- [Short problem A] Please echo the records below word for word, covering the stretch from their first line through the line that contains "plot-area bbox=[108, 52, 778, 379]", and stop there.

Begin Extract to read

However, academics believe that education can help to provide those with a spark with at least some of the skills they will need to turn that spark into something more substantive. Michael Hay, Director for the Foundation for Entrepreneurial Management at the London Business School says it is possible to give aspiring entrepreneurs some insight and help to build their confidence. He says that you cannot teach people to have a good idea but you can develop inter-personal skills, sales and marketing and general management skills. You can make them better prepared and increase the odds for success. He says that it is crude to say that people are born entrepreneurs but thinks they are shaped by early experiences and role models.
Other theories regarding the psychological traits of an entrepreneur suggest that they are driven by specific psychological traits or even flaws. Some have a passion to be able to prove to themselves and to others that they can achieve although deep down they are suffering from low self-esteem. It has been found that some entrepreneurs are profoundly insecure and they strive to prove to themselves that they are better than they perceive themselves to be. However, they do tend to have an insight into other people’s strengths and weaknesses and have a great ability to lead and motivate their staff. They generally have a gut feel for what customers want.

End Extract to read

- [Short problem B] Duplicate the entire passage on entrepreneurs above, word for word.

Begin Records shown

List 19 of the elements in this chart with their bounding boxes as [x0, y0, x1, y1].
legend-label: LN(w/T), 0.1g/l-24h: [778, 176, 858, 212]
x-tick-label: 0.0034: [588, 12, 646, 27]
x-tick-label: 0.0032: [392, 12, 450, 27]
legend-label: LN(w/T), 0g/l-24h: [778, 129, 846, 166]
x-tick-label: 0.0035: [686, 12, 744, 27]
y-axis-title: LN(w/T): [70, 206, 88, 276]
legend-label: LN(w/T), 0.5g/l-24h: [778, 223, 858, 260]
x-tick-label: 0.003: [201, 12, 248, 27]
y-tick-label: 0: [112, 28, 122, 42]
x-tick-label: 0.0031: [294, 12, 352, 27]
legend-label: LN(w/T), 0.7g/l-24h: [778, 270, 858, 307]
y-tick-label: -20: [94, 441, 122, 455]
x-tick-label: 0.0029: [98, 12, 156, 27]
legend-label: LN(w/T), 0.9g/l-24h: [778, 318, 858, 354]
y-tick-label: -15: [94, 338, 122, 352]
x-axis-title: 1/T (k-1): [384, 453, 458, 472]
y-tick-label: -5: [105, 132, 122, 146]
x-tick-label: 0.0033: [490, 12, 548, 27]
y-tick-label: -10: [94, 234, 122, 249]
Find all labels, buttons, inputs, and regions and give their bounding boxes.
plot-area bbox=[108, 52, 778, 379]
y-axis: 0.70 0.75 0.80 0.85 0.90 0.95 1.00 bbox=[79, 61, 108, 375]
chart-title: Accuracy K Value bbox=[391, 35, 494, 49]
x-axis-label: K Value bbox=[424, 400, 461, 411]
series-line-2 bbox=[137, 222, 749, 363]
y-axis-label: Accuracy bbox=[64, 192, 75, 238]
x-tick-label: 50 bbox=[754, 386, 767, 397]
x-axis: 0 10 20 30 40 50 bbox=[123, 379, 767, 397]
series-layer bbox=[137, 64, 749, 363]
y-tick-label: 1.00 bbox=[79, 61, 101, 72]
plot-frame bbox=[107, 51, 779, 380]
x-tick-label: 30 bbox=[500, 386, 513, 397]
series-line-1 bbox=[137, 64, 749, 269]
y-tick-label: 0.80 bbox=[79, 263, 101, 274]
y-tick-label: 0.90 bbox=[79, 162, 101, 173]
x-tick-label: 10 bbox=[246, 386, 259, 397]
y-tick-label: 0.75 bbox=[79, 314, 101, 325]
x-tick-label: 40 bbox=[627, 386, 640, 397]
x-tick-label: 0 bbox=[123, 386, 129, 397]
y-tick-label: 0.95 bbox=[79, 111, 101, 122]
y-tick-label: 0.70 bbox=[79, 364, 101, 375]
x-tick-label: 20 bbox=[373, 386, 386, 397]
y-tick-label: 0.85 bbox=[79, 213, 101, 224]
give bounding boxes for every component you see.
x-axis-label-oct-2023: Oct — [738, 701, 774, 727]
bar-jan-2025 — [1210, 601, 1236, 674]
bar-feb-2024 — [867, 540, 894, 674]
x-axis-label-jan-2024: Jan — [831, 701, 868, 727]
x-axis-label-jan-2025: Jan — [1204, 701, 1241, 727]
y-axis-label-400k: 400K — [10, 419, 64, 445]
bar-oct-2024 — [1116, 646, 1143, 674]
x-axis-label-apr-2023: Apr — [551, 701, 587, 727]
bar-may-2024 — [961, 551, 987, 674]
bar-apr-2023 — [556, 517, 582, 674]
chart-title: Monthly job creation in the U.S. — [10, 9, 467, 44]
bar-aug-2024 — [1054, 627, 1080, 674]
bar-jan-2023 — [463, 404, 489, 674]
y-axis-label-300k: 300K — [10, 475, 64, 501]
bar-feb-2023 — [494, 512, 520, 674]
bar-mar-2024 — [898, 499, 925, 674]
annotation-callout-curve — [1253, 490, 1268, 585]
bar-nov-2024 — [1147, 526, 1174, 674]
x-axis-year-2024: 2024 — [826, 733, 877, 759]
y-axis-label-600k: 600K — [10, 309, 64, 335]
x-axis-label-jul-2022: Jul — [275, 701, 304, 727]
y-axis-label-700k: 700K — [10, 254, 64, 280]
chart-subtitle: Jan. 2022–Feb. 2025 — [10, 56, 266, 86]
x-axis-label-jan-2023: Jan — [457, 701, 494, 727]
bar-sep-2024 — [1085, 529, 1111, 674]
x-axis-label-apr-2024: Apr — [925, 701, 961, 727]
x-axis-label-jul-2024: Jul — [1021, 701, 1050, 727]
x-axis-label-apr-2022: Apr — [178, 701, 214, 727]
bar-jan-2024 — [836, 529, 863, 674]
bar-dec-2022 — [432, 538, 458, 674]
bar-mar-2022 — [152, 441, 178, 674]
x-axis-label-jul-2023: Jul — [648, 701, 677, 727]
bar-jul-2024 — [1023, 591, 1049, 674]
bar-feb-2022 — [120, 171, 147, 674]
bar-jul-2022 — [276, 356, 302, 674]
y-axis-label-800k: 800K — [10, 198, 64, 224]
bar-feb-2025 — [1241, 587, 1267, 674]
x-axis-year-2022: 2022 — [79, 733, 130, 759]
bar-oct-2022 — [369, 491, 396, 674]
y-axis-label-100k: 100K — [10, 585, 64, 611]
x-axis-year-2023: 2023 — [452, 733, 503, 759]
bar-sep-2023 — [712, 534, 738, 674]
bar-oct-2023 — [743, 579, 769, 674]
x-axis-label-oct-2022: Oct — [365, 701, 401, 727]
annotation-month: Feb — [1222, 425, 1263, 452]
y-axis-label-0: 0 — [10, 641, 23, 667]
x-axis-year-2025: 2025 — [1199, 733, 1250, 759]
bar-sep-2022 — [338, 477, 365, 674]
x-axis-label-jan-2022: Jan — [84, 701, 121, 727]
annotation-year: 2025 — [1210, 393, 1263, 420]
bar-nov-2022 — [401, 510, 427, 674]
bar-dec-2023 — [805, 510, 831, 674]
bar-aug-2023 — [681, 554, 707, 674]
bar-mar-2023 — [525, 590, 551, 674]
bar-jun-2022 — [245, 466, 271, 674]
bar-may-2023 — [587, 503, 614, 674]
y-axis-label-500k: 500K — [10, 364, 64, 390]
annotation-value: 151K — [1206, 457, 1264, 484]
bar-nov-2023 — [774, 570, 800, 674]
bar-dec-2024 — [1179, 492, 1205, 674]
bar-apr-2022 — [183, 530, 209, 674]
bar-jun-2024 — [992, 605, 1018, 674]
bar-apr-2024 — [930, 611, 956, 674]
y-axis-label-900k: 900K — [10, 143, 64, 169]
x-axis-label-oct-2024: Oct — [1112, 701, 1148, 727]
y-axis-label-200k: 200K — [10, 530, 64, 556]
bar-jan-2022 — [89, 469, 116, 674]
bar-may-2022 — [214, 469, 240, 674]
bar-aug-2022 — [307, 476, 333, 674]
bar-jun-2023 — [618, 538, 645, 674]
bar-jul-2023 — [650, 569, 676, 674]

End Records shown

- [Complete output A]
List 19 of the elements in this chart with their bounding boxes as [x0, y0, x1, y1].
legend-label: LN(w/T), 0.1g/l-24h: [778, 176, 858, 212]
x-tick-label: 0.0034: [588, 12, 646, 27]
x-tick-label: 0.0032: [392, 12, 450, 27]
legend-label: LN(w/T), 0g/l-24h: [778, 129, 846, 166]
x-tick-label: 0.0035: [686, 12, 744, 27]
y-axis-title: LN(w/T): [70, 206, 88, 276]
legend-label: LN(w/T), 0.5g/l-24h: [778, 223, 858, 260]
x-tick-label: 0.003: [201, 12, 248, 27]
y-tick-label: 0: [112, 28, 122, 42]
x-tick-label: 0.0031: [294, 12, 352, 27]
legend-label: LN(w/T), 0.7g/l-24h: [778, 270, 858, 307]
y-tick-label: -20: [94, 441, 122, 455]
x-tick-label: 0.0029: [98, 12, 156, 27]
legend-label: LN(w/T), 0.9g/l-24h: [778, 318, 858, 354]
y-tick-label: -15: [94, 338, 122, 352]
x-axis-title: 1/T (k-1): [384, 453, 458, 472]
y-tick-label: -5: [105, 132, 122, 146]
x-tick-label: 0.0033: [490, 12, 548, 27]
y-tick-label: -10: [94, 234, 122, 249]
Find all labels, buttons, inputs, and regions and give their bounding boxes.
plot-area bbox=[108, 52, 778, 379]

- [Complete output B]
However, academics believe that education can help to provide those with a spark with at least some of the skills they will need to turn that spark into something more substantive. Michael Hay, Director for the Foundation for Entrepreneurial Management at the London Business School says it is possible to give aspiring entrepreneurs some insight and help to build their confidence. He says that you cannot teach people to have a good idea but you can develop inter-personal skills, sales and marketing and general management skills. You can make them better prepared and increase the odds for success. He says that it is crude to say that people are born entrepreneurs but thinks they are shaped by early experiences and role models.
Other theories regarding the psychological traits of an entrepreneur suggest that they are driven by specific psychological traits or even flaws. Some have a passion to be able to prove to themselves and to others that they can achieve although deep down they are suffering from low self-esteem. It has been found that some entrepreneurs are profoundly insecure and they strive to prove to themselves that they are better than they perceive themselves to be. However, they do tend to have an insight into other people’s strengths and weaknesses and have a great ability to lead and motivate their staff. They generally have a gut feel for what customers want.